• RECORDS FOR THE TASK:
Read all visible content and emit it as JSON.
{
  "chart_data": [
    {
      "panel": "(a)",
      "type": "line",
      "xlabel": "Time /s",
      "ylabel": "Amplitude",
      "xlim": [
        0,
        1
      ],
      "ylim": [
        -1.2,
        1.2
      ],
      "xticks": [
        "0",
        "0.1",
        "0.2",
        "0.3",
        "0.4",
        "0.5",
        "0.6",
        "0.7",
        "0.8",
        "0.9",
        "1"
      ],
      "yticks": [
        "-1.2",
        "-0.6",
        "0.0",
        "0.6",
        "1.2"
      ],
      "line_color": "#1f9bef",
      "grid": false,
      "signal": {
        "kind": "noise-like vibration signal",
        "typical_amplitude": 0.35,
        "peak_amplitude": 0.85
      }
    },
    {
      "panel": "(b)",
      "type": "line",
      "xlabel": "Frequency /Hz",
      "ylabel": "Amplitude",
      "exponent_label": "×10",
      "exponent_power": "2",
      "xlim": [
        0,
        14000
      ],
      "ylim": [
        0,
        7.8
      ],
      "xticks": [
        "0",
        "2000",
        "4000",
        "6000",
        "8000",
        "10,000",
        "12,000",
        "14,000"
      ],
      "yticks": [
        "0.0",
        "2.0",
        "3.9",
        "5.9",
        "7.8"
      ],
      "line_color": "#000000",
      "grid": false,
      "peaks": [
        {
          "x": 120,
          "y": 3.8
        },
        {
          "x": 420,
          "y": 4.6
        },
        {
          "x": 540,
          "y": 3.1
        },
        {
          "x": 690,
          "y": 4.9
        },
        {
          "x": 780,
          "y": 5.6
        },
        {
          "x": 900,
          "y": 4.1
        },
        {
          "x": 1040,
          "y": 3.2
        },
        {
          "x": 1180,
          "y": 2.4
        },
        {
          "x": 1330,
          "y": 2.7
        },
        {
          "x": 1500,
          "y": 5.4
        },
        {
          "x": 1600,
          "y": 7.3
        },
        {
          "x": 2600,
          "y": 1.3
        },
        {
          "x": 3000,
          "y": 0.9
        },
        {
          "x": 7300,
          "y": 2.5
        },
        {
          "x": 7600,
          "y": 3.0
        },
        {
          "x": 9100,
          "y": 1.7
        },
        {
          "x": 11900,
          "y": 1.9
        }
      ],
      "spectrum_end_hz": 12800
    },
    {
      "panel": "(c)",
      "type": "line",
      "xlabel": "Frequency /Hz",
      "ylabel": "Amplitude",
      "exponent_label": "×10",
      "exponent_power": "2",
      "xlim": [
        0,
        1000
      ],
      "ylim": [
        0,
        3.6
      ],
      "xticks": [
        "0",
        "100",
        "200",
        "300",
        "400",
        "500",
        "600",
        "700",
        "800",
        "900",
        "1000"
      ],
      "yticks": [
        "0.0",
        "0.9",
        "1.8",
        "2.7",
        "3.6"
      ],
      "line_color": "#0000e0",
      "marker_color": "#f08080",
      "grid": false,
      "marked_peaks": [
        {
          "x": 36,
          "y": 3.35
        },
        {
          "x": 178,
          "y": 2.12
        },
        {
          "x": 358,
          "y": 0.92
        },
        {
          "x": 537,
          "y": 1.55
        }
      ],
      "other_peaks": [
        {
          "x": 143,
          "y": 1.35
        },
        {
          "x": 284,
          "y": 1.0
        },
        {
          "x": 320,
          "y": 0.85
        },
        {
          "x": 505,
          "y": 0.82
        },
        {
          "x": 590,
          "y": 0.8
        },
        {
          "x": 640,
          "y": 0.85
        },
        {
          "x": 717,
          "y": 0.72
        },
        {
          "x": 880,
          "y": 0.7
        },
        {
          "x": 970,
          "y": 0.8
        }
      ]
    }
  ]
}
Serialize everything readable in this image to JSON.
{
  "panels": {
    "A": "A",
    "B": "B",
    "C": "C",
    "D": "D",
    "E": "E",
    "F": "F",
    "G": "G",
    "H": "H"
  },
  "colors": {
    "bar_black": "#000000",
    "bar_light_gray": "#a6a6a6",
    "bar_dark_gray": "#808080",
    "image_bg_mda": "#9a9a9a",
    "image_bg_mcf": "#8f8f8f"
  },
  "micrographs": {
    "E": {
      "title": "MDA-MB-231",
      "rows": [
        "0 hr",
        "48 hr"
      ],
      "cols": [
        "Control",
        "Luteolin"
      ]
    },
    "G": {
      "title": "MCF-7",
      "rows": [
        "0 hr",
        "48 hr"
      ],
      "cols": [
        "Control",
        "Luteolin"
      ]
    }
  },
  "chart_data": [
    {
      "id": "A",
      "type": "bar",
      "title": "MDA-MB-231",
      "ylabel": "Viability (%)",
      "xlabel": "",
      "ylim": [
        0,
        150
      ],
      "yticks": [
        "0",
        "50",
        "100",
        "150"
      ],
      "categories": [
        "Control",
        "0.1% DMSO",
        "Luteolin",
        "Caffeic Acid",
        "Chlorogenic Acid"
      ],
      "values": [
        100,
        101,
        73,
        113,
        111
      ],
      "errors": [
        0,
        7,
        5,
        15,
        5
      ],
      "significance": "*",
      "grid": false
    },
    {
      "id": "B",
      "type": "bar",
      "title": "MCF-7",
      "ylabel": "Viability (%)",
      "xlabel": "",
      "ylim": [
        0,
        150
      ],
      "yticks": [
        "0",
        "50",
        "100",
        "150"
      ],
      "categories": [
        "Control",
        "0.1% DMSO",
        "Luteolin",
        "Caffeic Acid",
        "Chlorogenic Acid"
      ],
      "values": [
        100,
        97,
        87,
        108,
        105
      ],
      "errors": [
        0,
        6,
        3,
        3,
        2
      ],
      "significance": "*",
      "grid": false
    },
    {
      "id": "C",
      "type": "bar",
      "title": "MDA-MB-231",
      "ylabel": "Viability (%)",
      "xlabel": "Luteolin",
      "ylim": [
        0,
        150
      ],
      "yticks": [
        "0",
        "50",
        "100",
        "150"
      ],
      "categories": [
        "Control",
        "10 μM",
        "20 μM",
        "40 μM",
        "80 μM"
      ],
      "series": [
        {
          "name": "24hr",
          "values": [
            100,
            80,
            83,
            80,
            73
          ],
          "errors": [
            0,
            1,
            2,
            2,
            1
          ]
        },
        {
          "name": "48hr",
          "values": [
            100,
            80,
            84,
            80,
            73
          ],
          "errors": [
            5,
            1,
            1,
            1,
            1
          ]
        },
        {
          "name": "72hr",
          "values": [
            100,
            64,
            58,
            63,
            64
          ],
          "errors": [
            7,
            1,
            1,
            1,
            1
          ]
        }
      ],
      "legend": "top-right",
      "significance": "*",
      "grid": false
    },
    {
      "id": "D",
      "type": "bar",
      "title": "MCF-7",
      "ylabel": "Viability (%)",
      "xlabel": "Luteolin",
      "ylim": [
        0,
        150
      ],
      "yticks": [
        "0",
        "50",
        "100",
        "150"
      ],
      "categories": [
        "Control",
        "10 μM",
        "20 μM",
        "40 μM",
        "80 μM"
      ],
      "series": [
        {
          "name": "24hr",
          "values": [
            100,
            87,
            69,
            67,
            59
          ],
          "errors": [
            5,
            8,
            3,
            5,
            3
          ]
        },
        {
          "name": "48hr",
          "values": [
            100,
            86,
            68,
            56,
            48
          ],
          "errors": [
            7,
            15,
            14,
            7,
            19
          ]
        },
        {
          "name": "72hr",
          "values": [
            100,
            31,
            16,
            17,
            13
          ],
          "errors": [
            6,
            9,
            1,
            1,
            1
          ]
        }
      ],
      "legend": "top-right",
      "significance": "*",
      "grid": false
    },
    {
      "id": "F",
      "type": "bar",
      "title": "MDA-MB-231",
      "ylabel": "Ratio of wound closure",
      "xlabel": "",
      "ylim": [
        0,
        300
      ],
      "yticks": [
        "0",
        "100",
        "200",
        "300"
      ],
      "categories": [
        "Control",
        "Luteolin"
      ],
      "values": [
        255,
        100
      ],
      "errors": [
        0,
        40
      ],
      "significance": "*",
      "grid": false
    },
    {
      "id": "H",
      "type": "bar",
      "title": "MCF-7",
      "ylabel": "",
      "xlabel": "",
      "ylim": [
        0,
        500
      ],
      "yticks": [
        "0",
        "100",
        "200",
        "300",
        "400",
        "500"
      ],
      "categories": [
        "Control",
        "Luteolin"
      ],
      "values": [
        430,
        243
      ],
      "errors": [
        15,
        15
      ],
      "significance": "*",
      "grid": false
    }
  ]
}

• WHAT TO DO:
Gather, from the listing above, every line carrying the word "signal".

• WRITTEN ANSWER:
      "signal": {
        "kind": "noise-like vibration signal",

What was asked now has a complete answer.